Data entries
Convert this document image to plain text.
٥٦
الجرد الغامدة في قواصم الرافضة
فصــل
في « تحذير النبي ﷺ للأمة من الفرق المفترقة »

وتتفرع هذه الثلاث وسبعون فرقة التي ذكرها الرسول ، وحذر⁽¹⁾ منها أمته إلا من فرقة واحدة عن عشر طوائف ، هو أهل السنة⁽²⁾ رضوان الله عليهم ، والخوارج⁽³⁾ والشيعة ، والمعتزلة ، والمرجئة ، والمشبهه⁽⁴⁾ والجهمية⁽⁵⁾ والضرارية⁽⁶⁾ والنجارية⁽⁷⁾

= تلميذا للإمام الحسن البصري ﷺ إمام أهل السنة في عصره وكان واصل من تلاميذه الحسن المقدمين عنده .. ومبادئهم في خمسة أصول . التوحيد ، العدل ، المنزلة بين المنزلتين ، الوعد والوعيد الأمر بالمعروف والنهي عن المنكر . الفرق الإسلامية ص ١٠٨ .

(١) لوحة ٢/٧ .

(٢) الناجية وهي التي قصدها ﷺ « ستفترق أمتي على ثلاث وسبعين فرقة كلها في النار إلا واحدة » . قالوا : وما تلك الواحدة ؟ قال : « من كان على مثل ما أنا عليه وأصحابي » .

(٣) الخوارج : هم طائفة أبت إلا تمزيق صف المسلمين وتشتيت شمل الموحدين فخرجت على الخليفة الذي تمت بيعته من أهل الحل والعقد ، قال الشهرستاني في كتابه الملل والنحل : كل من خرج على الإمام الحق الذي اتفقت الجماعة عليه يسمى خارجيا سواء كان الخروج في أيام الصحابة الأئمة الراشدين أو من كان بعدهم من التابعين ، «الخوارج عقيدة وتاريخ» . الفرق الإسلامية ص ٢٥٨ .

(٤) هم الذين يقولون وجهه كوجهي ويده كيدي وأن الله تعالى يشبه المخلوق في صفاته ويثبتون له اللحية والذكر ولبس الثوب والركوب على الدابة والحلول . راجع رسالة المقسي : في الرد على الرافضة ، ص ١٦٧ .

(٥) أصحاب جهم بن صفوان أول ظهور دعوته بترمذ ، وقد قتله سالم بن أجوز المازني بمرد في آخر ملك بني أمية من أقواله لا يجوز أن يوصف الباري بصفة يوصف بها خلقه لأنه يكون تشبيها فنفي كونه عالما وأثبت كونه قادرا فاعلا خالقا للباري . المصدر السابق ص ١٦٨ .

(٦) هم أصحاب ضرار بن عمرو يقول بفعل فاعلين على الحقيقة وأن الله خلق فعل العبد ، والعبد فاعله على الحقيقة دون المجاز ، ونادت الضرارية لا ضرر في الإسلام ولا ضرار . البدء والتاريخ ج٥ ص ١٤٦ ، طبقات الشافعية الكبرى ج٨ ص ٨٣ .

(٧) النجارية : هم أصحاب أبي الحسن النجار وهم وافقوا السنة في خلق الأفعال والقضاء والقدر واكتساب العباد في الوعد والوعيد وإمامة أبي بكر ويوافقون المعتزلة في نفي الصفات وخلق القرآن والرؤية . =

= SHORT EXERCISE =
Wherever "واحدة" shows up in a line, copy that line.

= SOLUTION TO THIS TASK =
وتتفرع هذه الثلاث وسبعون فرقة التي ذكرها الرسول ، وحذر⁽¹⁾ منها أمته إلا من فرقة واحدة عن عشر طوائف ، هو أهل السنة⁽²⁾ رضوان الله عليهم ، والخوارج⁽³⁾ والشيعة ، والمعتزلة ، والمرجئة ، والمشبهه⁽⁴⁾ والجهمية⁽⁵⁾ والضرارية⁽⁶⁾ والنجارية⁽⁷⁾
(٢) الناجية وهي التي قصدها ﷺ « ستفترق أمتي على ثلاث وسبعين فرقة كلها في النار إلا واحدة » . قالوا : وما تلك الواحدة ؟ قال : « من كان على مثل ما أنا عليه وأصحابي » .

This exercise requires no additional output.